[[ Material for this exercise, beginning ]]

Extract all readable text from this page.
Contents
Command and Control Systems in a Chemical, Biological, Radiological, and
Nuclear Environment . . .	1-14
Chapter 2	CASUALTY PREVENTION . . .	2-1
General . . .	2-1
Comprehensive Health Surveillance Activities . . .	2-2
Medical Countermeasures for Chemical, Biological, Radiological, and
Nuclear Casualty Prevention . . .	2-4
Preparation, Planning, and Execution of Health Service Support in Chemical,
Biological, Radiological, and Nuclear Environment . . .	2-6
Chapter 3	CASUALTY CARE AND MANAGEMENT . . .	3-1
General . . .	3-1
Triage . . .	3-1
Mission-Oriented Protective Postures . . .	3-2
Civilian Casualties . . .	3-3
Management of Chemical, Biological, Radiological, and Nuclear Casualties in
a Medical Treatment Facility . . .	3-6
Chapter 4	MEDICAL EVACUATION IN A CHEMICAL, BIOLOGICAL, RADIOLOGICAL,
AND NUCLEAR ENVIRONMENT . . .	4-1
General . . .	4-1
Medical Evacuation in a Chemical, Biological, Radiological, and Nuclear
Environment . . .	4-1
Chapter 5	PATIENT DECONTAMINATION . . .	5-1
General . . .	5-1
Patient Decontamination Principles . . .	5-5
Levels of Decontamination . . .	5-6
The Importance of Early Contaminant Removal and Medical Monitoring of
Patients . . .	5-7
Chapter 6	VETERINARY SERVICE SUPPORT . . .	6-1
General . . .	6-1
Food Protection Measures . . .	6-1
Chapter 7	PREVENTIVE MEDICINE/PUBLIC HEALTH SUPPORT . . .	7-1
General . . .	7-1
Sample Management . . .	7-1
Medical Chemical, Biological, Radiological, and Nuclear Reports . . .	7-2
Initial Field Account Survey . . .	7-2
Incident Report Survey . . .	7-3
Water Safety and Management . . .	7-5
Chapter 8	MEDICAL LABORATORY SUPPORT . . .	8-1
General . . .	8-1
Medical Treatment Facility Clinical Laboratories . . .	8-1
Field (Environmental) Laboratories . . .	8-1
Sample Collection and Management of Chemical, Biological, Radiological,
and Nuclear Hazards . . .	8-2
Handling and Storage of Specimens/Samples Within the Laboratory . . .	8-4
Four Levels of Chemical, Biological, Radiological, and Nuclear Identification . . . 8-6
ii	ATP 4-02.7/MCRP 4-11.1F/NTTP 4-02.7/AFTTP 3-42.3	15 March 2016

[[ Material for this exercise, end ]]

Work to complete: Note each line of the entries that has "Casualties" in it, and copy those lines.

Expected output:
Civilian Casualties . . .	3-3
Management of Chemical, Biological, Radiological, and Nuclear Casualties in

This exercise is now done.